◆ Extracted material
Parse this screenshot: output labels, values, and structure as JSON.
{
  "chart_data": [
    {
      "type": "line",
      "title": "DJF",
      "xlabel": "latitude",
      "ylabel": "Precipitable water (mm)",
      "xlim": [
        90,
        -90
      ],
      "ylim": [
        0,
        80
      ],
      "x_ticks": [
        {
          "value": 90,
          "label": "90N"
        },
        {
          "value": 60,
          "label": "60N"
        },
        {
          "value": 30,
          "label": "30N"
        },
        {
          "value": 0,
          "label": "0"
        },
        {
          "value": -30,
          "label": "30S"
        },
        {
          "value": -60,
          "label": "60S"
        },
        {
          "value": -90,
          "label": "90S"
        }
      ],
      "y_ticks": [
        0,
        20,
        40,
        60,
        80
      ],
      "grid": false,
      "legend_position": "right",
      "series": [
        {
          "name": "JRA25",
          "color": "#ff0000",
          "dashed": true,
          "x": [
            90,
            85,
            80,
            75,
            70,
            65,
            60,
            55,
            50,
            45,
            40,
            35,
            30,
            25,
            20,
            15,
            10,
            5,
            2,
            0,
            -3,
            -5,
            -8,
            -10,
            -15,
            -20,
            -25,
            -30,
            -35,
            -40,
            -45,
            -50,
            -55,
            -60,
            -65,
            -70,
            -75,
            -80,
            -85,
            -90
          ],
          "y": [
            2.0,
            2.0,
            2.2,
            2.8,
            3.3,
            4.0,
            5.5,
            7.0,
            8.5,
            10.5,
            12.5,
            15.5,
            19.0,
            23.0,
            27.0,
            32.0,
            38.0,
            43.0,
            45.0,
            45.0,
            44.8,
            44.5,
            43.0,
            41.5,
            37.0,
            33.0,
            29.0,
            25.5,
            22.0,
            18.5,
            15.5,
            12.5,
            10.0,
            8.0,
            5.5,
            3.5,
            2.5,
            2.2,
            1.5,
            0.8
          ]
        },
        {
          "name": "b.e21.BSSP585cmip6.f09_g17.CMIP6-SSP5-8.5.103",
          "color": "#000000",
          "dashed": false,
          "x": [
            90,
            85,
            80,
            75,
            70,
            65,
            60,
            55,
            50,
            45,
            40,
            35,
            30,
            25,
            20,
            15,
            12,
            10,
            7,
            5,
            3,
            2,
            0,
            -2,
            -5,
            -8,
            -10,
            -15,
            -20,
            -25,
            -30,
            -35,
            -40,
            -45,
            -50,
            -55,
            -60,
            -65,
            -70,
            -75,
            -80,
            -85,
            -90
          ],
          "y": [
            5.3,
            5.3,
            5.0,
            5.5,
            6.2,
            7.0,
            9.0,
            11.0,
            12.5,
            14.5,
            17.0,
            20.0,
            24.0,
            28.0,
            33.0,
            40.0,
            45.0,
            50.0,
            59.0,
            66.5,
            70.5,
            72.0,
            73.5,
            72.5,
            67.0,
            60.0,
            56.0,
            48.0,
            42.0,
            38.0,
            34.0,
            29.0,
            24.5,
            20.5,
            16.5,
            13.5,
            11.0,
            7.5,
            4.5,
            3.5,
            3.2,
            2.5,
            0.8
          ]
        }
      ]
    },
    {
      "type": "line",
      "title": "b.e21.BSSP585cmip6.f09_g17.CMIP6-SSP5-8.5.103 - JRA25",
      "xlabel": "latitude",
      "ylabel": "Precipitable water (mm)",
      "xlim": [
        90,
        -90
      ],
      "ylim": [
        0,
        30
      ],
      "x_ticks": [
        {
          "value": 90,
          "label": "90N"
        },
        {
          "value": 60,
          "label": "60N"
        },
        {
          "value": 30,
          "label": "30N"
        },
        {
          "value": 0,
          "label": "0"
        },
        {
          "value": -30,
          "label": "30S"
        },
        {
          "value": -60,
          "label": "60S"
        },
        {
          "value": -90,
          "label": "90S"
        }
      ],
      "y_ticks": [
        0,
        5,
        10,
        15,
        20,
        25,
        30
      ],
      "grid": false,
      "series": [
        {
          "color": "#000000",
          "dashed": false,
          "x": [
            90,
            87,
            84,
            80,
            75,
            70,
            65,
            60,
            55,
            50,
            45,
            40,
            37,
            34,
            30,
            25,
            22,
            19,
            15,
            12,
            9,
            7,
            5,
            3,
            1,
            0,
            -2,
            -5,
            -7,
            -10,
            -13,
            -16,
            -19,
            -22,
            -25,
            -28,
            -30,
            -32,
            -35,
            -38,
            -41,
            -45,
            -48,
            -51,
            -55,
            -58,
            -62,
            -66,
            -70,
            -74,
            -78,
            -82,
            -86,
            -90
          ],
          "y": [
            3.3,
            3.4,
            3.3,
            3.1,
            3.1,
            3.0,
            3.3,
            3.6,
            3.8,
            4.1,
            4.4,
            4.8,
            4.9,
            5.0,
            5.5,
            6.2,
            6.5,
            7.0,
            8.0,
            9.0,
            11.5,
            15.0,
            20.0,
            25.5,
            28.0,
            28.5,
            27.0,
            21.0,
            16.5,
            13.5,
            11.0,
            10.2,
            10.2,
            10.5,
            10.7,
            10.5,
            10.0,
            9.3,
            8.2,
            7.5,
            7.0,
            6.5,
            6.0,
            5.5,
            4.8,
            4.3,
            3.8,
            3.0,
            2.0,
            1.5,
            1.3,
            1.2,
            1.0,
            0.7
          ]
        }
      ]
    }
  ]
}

◆ Exercise prompt
Transcribe the full listing above without leaving anything out.

◆ Completed task
Parse this screenshot: output labels, values, and structure as JSON.
{
  "chart_data": [
    {
      "type": "line",
      "title": "DJF",
      "xlabel": "latitude",
      "ylabel": "Precipitable water (mm)",
      "xlim": [
        90,
        -90
      ],
      "ylim": [
        0,
        80
      ],
      "x_ticks": [
        {
          "value": 90,
          "label": "90N"
        },
        {
          "value": 60,
          "label": "60N"
        },
        {
          "value": 30,
          "label": "30N"
        },
        {
          "value": 0,
          "label": "0"
        },
        {
          "value": -30,
          "label": "30S"
        },
        {
          "value": -60,
          "label": "60S"
        },
        {
          "value": -90,
          "label": "90S"
        }
      ],
      "y_ticks": [
        0,
        20,
        40,
        60,
        80
      ],
      "grid": false,
      "legend_position": "right",
      "series": [
        {
          "name": "JRA25",
          "color": "#ff0000",
          "dashed": true,
          "x": [
            90,
            85,
            80,
            75,
            70,
            65,
            60,
            55,
            50,
            45,
            40,
            35,
            30,
            25,
            20,
            15,
            10,
            5,
            2,
            0,
            -3,
            -5,
            -8,
            -10,
            -15,
            -20,
            -25,
            -30,
            -35,
            -40,
            -45,
            -50,
            -55,
            -60,
            -65,
            -70,
            -75,
            -80,
            -85,
            -90
          ],
          "y": [
            2.0,
            2.0,
            2.2,
            2.8,
            3.3,
            4.0,
            5.5,
            7.0,
            8.5,
            10.5,
            12.5,
            15.5,
            19.0,
            23.0,
            27.0,
            32.0,
            38.0,
            43.0,
            45.0,
            45.0,
            44.8,
            44.5,
            43.0,
            41.5,
            37.0,
            33.0,
            29.0,
            25.5,
            22.0,
            18.5,
            15.5,
            12.5,
            10.0,
            8.0,
            5.5,
            3.5,
            2.5,
            2.2,
            1.5,
            0.8
          ]
        },
        {
          "name": "b.e21.BSSP585cmip6.f09_g17.CMIP6-SSP5-8.5.103",
          "color": "#000000",
          "dashed": false,
          "x": [
            90,
            85,
            80,
            75,
            70,
            65,
            60,
            55,
            50,
            45,
            40,
            35,
            30,
            25,
            20,
            15,
            12,
            10,
            7,
            5,
            3,
            2,
            0,
            -2,
            -5,
            -8,
            -10,
            -15,
            -20,
            -25,
            -30,
            -35,
            -40,
            -45,
            -50,
            -55,
            -60,
            -65,
            -70,
            -75,
            -80,
            -85,
            -90
          ],
          "y": [
            5.3,
            5.3,
            5.0,
            5.5,
            6.2,
            7.0,
            9.0,
            11.0,
            12.5,
            14.5,
            17.0,
            20.0,
            24.0,
            28.0,
            33.0,
            40.0,
            45.0,
            50.0,
            59.0,
            66.5,
            70.5,
            72.0,
            73.5,
            72.5,
            67.0,
            60.0,
            56.0,
            48.0,
            42.0,
            38.0,
            34.0,
            29.0,
            24.5,
            20.5,
            16.5,
            13.5,
            11.0,
            7.5,
            4.5,
            3.5,
            3.2,
            2.5,
            0.8
          ]
        }
      ]
    },
    {
      "type": "line",
      "title": "b.e21.BSSP585cmip6.f09_g17.CMIP6-SSP5-8.5.103 - JRA25",
      "xlabel": "latitude",
      "ylabel": "Precipitable water (mm)",
      "xlim": [
        90,
        -90
      ],
      "ylim": [
        0,
        30
      ],
      "x_ticks": [
        {
          "value": 90,
          "label": "90N"
        },
        {
          "value": 60,
          "label": "60N"
        },
        {
          "value": 30,
          "label": "30N"
        },
        {
          "value": 0,
          "label": "0"
        },
        {
          "value": -30,
          "label": "30S"
        },
        {
          "value": -60,
          "label": "60S"
        },
        {
          "value": -90,
          "label": "90S"
        }
      ],
      "y_ticks": [
        0,
        5,
        10,
        15,
        20,
        25,
        30
      ],
      "grid": false,
      "series": [
        {
          "color": "#000000",
          "dashed": false,
          "x": [
            90,
            87,
            84,
            80,
            75,
            70,
            65,
            60,
            55,
            50,
            45,
            40,
            37,
            34,
            30,
            25,
            22,
            19,
            15,
            12,
            9,
            7,
            5,
            3,
            1,
            0,
            -2,
            -5,
            -7,
            -10,
            -13,
            -16,
            -19,
            -22,
            -25,
            -28,
            -30,
            -32,
            -35,
            -38,
            -41,
            -45,
            -48,
            -51,
            -55,
            -58,
            -62,
            -66,
            -70,
            -74,
            -78,
            -82,
            -86,
            -90
          ],
          "y": [
            3.3,
            3.4,
            3.3,
            3.1,
            3.1,
            3.0,
            3.3,
            3.6,
            3.8,
            4.1,
            4.4,
            4.8,
            4.9,
            5.0,
            5.5,
            6.2,
            6.5,
            7.0,
            8.0,
            9.0,
            11.5,
            15.0,
            20.0,
            25.5,
            28.0,
            28.5,
            27.0,
            21.0,
            16.5,
            13.5,
            11.0,
            10.2,
            10.2,
            10.5,
            10.7,
            10.5,
            10.0,
            9.3,
            8.2,
            7.5,
            7.0,
            6.5,
            6.0,
            5.5,
            4.8,
            4.3,
            3.8,
            3.0,
            2.0,
            1.5,
            1.3,
            1.2,
            1.0,
            0.7
          ]
        }
      ]
    }
  ]
}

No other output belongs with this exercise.